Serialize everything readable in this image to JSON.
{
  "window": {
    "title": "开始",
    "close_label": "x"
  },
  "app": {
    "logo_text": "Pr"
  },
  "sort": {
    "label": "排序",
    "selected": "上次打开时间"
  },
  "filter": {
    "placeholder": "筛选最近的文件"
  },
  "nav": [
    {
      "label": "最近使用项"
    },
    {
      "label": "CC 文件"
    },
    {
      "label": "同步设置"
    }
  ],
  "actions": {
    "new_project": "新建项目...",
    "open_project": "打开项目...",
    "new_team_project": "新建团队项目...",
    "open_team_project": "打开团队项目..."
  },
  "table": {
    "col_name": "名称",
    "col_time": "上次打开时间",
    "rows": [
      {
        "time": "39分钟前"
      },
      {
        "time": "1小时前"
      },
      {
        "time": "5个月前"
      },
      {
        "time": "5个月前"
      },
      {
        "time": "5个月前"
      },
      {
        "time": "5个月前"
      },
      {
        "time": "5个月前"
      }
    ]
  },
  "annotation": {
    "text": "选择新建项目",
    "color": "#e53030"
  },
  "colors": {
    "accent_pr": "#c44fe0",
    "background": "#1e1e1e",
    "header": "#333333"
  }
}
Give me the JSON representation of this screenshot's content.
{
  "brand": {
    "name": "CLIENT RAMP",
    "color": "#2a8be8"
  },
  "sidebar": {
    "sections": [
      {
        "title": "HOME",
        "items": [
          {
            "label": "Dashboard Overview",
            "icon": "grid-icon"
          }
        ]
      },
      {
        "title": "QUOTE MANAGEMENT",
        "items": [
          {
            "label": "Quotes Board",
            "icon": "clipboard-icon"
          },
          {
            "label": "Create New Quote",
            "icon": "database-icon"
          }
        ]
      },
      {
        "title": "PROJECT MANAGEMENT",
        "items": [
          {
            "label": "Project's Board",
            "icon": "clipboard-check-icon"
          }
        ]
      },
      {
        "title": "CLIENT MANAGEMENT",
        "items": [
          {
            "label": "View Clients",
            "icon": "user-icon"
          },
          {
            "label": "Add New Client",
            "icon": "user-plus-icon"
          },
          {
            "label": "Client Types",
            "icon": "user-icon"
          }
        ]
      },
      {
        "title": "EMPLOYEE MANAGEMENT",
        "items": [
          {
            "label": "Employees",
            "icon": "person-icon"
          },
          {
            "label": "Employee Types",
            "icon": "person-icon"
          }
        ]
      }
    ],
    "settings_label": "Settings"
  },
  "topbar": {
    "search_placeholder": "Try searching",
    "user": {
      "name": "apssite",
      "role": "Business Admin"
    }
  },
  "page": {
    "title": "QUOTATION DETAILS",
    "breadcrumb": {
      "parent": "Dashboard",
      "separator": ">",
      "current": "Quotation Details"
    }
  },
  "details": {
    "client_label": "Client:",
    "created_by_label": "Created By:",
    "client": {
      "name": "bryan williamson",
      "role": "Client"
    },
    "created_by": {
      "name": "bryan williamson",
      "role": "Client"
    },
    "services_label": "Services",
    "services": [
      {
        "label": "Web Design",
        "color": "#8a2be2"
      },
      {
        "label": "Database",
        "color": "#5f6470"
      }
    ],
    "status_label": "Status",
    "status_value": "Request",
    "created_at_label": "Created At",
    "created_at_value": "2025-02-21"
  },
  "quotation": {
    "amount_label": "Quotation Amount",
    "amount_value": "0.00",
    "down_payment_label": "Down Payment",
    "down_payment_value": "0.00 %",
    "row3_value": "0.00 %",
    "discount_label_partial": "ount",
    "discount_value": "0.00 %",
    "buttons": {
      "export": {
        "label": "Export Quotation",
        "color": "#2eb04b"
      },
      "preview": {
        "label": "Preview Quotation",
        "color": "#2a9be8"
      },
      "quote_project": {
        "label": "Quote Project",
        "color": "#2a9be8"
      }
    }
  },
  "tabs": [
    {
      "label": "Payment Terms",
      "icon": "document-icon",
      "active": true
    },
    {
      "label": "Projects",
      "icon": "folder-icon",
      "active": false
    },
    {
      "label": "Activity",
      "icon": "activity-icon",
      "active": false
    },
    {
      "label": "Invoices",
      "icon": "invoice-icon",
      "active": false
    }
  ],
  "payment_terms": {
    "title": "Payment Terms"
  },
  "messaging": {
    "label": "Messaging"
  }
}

※ ※ ※

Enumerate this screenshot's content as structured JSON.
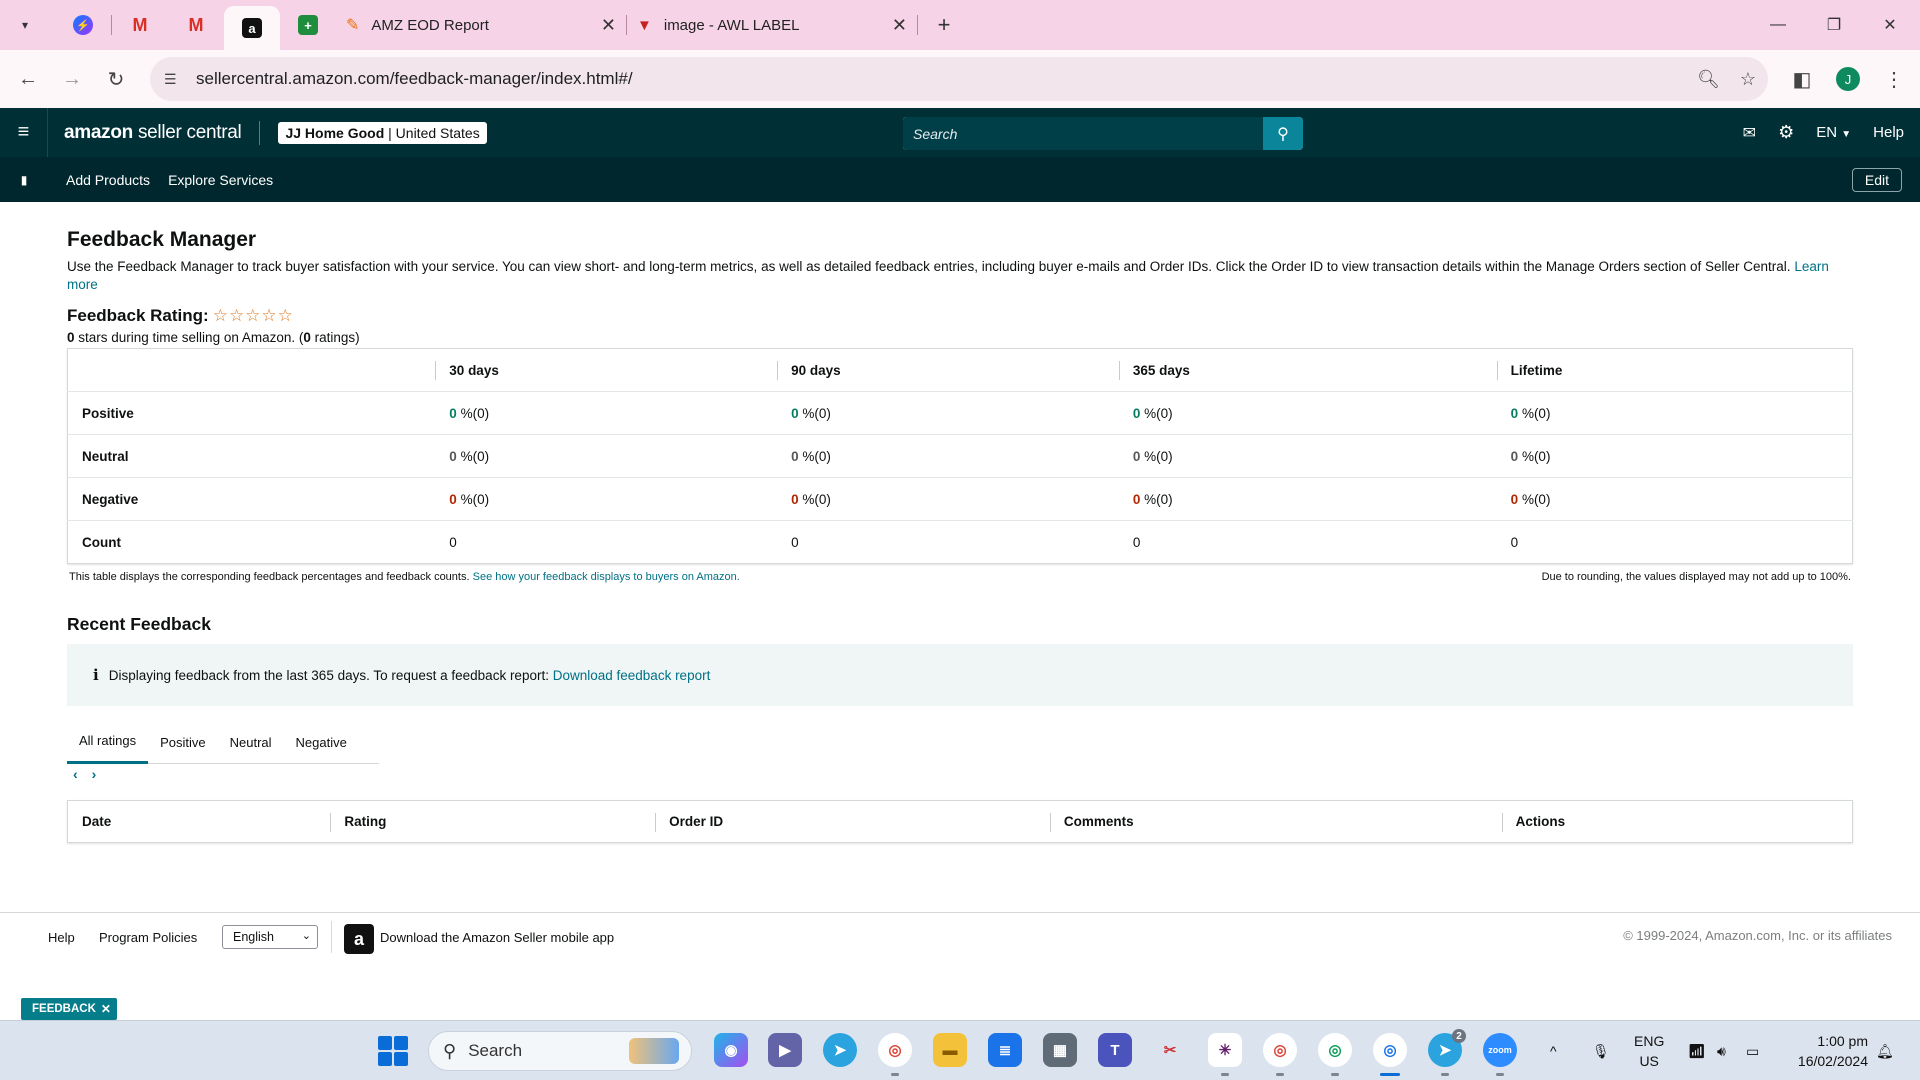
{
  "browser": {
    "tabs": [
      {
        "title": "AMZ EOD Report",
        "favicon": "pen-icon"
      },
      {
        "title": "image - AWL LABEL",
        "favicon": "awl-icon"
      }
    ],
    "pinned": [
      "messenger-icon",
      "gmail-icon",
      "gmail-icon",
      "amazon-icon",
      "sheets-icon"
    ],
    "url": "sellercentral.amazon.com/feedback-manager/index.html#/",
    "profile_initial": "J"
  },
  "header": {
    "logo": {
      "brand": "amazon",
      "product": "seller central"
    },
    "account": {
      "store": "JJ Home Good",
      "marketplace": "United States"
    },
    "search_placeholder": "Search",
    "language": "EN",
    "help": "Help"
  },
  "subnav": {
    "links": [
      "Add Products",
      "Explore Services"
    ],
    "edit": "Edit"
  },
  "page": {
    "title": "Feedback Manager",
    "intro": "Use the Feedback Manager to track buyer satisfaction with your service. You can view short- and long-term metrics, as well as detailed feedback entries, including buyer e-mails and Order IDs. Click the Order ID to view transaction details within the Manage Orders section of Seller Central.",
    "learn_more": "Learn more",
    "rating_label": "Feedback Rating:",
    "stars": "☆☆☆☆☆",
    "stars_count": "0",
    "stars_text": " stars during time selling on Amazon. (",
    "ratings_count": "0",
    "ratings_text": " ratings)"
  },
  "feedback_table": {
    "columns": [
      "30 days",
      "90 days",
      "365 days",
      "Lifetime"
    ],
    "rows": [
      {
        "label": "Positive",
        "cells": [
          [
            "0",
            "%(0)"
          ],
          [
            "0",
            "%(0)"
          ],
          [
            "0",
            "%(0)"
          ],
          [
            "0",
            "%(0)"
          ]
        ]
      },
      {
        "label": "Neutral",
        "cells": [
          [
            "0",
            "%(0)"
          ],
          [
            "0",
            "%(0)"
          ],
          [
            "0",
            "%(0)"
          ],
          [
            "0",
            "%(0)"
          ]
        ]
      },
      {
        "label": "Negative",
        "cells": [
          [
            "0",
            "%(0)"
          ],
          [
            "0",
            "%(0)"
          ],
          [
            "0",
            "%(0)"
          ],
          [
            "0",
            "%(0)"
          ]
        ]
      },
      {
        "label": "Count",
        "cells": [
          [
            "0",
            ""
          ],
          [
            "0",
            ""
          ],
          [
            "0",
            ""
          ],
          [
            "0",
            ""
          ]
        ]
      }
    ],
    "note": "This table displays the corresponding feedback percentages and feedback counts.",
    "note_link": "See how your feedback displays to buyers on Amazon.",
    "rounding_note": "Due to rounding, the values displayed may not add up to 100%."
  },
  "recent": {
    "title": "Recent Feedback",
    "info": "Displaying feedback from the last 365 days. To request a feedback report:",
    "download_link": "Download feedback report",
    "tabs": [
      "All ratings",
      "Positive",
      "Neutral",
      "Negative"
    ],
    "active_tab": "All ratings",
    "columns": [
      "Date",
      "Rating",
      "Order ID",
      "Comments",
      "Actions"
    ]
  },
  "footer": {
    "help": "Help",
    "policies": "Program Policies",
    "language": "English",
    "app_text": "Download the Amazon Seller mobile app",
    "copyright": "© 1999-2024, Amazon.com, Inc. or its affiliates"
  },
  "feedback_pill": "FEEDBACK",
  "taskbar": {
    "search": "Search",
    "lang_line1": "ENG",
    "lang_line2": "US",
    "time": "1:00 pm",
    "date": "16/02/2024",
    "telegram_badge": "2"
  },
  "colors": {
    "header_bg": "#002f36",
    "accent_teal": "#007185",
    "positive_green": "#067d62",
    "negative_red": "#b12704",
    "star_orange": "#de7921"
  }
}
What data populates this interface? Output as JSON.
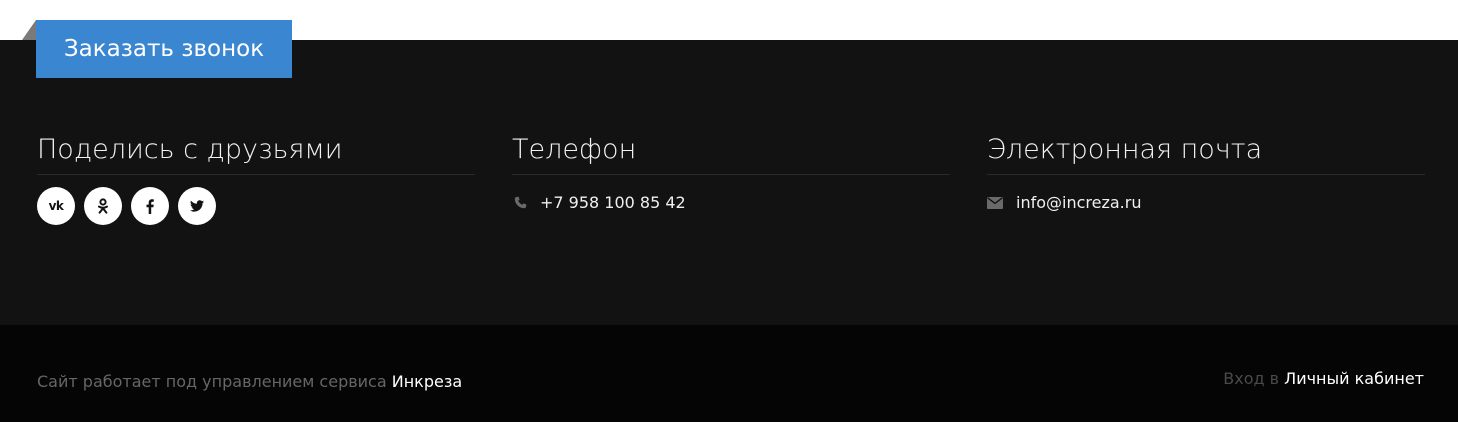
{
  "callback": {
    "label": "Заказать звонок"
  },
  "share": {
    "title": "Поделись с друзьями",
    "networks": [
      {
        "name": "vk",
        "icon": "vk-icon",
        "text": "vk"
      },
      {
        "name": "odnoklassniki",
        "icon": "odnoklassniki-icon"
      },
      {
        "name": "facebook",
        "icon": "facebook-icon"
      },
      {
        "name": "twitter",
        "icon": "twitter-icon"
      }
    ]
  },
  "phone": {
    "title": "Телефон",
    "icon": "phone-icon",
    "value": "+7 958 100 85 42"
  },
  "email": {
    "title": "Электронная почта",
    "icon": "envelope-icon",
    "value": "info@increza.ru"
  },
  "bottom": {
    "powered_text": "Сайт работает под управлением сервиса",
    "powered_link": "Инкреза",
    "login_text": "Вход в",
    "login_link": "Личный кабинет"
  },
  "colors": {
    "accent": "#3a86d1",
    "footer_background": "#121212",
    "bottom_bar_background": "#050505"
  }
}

※ ※ ※

### To do
Return each line with "your".

### Correct result
    "intro": "Use the Feedback Manager to track buyer satisfaction with your service. You can view short- and long-term metrics, as well as detailed feedback entries, including buyer e-mails and Order IDs. Click the Order ID to view transaction details within the Manage Orders section of Seller Central.",
    "note_link": "See how your feedback displays to buyers on Amazon.",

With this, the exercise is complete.